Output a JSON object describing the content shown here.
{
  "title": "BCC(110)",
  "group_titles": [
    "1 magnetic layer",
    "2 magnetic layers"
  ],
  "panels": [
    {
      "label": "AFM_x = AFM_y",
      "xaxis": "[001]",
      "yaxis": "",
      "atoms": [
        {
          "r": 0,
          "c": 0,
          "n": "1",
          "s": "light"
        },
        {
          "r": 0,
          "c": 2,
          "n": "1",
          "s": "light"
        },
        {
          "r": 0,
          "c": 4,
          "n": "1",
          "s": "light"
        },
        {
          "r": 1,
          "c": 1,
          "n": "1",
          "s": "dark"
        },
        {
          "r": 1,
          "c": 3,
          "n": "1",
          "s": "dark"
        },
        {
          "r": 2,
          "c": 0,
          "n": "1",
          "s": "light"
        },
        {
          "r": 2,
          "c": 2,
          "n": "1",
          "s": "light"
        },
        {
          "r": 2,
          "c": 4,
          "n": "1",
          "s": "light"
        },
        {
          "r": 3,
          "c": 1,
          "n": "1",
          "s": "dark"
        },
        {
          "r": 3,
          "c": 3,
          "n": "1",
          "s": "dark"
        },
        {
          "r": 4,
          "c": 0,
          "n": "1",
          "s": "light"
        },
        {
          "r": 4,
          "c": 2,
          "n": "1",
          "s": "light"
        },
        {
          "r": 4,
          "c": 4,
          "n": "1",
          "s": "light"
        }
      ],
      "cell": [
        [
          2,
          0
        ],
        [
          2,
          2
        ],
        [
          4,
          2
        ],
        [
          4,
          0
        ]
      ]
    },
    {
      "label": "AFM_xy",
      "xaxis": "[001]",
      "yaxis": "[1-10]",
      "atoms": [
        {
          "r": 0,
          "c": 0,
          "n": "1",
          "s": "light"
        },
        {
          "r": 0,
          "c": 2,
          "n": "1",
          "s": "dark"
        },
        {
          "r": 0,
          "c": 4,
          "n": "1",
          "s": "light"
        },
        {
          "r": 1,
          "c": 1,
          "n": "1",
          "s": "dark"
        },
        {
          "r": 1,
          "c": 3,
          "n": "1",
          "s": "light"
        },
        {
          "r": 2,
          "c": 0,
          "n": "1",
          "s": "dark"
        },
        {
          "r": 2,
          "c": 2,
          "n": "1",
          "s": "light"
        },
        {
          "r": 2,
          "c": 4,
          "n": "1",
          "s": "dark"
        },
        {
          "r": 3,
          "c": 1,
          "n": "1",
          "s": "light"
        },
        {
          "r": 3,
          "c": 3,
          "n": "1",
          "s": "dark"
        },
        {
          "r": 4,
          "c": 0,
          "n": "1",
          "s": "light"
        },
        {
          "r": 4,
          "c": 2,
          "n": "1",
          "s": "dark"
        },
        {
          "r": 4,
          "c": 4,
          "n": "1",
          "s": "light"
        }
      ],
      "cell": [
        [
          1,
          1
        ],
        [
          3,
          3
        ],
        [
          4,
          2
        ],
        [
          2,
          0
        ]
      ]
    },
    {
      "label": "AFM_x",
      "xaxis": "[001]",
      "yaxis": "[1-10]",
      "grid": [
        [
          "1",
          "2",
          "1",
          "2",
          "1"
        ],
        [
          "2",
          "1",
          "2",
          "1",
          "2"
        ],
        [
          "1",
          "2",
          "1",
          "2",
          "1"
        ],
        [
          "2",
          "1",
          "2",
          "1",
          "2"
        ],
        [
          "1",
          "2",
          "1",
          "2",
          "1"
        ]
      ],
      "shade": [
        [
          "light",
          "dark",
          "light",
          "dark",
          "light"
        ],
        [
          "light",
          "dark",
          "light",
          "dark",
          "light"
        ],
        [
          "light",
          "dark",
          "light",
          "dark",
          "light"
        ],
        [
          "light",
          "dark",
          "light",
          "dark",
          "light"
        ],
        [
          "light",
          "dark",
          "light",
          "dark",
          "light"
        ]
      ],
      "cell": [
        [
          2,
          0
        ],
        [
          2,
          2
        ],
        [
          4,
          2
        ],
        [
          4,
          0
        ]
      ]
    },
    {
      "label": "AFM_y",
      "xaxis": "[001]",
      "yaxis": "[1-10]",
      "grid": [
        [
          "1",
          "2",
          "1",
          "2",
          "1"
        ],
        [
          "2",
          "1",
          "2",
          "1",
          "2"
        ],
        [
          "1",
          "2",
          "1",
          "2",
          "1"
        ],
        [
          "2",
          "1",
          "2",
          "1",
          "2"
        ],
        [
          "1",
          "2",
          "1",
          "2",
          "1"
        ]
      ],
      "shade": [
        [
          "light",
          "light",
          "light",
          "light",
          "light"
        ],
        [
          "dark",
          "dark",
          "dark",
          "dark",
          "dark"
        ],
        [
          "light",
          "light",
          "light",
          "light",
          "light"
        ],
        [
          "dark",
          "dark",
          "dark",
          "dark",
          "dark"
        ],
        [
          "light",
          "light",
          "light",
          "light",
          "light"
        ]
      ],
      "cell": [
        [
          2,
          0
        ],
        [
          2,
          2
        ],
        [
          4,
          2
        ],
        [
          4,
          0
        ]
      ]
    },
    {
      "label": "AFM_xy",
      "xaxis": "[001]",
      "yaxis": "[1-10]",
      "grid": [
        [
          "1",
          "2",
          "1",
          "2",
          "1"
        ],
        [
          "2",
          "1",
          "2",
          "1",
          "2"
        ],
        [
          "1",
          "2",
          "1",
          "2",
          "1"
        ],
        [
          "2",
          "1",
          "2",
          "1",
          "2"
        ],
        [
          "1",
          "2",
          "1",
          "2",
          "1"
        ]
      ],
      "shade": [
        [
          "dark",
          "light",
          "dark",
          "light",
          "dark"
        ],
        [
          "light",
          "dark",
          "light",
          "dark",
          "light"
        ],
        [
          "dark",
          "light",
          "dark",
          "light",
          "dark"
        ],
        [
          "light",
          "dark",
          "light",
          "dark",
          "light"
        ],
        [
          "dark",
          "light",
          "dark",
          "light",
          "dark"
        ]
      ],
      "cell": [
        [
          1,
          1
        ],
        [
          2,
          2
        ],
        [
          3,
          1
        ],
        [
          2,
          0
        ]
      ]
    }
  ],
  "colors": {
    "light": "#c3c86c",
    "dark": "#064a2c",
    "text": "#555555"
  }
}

* * * *

Do this :: Only the number is wanted: how many lines of the material above include the word "label"?

Written answer :: 5